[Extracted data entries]
------------------------------------------------------------------------

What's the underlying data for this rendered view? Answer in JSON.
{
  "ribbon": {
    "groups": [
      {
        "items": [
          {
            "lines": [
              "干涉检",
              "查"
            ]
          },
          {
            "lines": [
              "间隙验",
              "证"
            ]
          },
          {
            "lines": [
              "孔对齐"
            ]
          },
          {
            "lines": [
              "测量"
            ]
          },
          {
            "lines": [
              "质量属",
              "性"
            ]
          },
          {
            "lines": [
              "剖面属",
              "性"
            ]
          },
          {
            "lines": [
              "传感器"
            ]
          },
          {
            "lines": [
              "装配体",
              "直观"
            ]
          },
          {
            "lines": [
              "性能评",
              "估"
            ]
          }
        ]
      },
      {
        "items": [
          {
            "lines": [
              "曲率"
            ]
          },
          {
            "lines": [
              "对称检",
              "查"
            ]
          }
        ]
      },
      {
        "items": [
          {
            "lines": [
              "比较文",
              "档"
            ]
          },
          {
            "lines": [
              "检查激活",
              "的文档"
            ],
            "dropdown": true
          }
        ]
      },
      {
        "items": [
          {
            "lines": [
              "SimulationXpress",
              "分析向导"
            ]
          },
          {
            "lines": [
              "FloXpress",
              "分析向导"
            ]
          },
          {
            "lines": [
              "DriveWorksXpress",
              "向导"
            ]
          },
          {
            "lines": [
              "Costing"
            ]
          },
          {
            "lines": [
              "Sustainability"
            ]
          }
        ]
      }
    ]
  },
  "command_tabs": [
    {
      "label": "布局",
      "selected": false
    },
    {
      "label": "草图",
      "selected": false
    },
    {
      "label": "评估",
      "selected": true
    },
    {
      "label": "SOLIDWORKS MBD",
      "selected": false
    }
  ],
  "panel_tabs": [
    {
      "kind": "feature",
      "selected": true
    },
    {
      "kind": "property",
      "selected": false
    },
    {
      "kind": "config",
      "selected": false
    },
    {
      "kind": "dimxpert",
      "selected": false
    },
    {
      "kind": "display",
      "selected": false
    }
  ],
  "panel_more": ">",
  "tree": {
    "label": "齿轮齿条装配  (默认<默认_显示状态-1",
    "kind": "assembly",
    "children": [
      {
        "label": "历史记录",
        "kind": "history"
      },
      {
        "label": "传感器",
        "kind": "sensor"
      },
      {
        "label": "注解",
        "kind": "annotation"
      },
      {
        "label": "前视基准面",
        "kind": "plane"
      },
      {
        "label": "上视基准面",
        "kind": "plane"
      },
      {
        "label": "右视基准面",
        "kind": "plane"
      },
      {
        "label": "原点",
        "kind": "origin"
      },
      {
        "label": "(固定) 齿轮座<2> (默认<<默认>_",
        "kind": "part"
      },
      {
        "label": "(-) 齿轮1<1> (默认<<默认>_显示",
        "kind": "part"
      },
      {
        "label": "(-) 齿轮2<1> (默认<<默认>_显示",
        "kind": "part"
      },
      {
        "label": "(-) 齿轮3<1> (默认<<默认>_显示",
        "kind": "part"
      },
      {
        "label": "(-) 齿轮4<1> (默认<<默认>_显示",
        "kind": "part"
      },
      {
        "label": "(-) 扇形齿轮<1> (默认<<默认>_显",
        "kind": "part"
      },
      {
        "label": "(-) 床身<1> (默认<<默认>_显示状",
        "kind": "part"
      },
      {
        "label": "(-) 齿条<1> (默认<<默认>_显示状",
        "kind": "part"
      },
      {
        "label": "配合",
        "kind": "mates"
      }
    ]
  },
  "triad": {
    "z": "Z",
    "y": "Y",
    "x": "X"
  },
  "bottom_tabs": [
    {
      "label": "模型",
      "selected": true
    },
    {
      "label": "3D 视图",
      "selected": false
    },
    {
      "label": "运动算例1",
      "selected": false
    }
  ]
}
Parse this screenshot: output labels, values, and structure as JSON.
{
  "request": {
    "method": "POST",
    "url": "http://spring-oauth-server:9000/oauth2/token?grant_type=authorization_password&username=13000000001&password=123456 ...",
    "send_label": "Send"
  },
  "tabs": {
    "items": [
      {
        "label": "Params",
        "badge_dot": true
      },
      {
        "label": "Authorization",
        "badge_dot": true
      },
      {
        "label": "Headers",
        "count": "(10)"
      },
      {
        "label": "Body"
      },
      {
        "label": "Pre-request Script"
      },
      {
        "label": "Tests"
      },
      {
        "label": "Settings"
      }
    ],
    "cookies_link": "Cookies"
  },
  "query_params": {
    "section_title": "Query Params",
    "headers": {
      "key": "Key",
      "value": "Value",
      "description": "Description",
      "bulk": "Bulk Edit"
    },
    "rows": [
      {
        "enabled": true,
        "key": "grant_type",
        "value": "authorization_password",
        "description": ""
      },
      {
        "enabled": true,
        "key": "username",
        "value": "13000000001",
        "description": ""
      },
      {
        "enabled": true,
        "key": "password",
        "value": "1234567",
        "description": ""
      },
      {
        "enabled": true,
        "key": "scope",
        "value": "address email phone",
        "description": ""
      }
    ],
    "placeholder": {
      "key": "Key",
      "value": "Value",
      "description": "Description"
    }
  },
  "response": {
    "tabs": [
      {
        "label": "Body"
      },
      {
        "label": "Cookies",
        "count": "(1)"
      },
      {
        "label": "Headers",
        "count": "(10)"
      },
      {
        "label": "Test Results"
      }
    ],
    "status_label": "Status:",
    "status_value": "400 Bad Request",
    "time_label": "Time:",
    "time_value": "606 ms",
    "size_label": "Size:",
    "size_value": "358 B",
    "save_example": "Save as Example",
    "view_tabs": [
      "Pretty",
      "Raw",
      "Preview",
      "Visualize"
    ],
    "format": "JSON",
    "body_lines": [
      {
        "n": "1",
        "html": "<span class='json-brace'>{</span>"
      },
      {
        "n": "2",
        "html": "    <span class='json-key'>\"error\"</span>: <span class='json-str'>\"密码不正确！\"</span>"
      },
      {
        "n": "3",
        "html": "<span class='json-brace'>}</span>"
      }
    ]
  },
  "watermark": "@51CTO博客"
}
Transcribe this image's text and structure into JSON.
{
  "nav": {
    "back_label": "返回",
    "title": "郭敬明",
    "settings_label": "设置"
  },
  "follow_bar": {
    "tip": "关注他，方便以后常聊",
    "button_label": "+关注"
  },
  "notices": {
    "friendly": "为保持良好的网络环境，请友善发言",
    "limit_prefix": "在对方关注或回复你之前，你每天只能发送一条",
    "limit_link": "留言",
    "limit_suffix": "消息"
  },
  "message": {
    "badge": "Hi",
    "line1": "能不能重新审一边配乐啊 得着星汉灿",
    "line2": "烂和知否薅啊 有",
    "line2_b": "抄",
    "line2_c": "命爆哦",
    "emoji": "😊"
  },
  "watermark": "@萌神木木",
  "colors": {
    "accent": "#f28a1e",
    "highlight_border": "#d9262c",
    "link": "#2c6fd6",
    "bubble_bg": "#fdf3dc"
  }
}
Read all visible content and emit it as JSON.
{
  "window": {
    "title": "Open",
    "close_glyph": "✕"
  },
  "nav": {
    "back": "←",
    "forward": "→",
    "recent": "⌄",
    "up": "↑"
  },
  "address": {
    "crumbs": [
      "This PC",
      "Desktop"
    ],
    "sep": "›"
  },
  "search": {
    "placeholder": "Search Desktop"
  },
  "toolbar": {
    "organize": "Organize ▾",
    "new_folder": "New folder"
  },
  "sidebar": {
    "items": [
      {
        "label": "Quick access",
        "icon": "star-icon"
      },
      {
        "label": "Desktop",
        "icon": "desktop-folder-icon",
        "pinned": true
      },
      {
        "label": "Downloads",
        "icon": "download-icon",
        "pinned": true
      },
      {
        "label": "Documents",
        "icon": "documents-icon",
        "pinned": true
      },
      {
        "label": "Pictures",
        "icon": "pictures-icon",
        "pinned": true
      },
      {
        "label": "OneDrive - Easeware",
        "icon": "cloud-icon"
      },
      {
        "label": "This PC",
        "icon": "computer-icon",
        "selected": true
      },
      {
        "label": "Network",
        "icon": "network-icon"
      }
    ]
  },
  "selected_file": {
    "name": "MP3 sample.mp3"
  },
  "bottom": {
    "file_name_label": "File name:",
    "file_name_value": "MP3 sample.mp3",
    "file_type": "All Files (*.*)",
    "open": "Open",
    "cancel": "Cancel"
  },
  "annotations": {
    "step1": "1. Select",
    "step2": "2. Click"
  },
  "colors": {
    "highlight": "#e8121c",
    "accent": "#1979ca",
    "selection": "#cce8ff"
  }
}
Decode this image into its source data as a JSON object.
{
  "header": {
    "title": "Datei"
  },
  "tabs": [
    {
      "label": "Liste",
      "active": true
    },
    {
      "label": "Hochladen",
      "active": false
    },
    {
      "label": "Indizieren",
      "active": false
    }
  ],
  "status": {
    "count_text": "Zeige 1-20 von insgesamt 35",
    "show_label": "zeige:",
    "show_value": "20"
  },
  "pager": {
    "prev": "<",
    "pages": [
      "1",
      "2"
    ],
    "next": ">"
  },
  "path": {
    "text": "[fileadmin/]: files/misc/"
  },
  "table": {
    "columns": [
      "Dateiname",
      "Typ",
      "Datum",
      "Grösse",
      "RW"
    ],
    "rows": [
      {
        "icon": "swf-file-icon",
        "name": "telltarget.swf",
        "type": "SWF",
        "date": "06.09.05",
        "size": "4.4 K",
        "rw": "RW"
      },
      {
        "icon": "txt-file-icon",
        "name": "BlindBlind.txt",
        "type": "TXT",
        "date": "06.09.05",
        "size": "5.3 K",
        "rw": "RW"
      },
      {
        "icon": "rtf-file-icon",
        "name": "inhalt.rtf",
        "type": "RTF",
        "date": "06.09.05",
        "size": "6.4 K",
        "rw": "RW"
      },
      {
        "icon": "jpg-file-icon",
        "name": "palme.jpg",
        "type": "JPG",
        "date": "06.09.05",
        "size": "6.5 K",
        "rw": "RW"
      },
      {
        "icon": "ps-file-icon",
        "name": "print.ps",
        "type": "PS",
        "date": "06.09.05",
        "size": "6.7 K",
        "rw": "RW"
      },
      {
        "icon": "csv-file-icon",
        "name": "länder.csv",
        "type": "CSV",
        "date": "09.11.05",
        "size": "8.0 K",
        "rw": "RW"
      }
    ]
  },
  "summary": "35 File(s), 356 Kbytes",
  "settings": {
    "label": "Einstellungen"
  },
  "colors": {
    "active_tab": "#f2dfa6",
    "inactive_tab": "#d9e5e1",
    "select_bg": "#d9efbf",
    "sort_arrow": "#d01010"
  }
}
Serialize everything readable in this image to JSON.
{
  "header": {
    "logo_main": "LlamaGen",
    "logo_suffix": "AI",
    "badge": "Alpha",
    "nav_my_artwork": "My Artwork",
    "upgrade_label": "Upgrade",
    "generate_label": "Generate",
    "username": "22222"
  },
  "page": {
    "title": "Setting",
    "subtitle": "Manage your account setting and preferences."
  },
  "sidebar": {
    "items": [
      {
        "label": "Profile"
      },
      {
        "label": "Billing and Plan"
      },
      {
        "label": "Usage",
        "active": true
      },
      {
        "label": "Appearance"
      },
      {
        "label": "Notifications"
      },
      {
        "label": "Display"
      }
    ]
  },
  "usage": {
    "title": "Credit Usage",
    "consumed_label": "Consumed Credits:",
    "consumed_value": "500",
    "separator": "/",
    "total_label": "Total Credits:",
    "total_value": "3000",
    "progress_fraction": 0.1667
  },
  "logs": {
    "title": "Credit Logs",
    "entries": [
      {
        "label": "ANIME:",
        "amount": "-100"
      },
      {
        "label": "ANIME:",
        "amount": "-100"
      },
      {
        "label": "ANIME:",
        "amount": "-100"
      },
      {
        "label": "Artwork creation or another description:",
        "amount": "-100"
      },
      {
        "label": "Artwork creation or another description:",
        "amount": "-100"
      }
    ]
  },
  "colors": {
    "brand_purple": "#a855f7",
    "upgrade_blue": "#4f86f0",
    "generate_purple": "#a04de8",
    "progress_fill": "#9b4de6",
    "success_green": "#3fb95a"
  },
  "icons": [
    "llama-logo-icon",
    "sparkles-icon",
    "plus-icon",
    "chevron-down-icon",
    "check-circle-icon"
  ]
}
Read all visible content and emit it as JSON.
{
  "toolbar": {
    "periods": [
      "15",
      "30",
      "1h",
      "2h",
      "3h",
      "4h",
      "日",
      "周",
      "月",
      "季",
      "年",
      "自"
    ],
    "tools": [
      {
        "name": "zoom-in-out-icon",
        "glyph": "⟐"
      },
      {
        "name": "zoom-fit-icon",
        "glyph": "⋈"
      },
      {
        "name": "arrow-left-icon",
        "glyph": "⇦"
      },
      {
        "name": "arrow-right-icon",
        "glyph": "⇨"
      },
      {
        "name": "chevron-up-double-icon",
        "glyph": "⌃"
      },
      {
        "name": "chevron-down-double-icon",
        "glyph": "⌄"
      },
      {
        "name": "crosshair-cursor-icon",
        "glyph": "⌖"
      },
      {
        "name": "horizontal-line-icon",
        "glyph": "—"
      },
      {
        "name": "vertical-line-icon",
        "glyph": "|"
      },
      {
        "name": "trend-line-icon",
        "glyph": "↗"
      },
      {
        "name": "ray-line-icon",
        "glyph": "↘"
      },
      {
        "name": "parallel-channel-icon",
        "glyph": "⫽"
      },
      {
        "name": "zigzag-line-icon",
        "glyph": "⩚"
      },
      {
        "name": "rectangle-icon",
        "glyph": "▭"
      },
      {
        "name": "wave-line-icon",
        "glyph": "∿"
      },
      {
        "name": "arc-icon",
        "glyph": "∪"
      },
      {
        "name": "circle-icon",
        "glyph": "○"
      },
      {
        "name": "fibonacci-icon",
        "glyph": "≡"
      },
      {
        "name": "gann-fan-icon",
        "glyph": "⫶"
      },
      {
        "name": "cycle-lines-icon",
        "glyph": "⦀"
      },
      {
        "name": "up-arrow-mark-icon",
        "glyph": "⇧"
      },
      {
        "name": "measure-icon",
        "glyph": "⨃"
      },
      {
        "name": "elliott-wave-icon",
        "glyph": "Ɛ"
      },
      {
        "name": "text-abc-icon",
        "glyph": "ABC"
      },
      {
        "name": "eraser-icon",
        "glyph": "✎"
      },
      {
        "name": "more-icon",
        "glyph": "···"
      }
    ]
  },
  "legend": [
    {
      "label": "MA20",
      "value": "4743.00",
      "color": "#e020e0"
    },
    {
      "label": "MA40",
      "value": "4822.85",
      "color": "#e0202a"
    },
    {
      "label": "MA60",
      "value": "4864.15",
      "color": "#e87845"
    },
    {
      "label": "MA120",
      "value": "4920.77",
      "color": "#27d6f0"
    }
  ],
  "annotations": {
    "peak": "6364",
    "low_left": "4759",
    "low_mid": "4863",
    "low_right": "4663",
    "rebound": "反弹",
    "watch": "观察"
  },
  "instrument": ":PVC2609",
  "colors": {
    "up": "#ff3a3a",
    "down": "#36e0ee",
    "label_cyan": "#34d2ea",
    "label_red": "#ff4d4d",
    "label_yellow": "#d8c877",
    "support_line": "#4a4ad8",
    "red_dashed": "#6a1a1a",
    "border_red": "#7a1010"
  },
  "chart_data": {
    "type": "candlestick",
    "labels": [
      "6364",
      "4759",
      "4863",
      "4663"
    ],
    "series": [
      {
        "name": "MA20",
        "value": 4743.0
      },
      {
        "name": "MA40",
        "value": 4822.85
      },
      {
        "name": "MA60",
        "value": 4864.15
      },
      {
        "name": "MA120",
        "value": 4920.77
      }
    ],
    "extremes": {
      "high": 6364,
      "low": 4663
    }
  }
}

------------------------------------------------------------------------

● The task: Using the listing above, state the number of lines that hold "Credits", with no other text.

● Final result: 2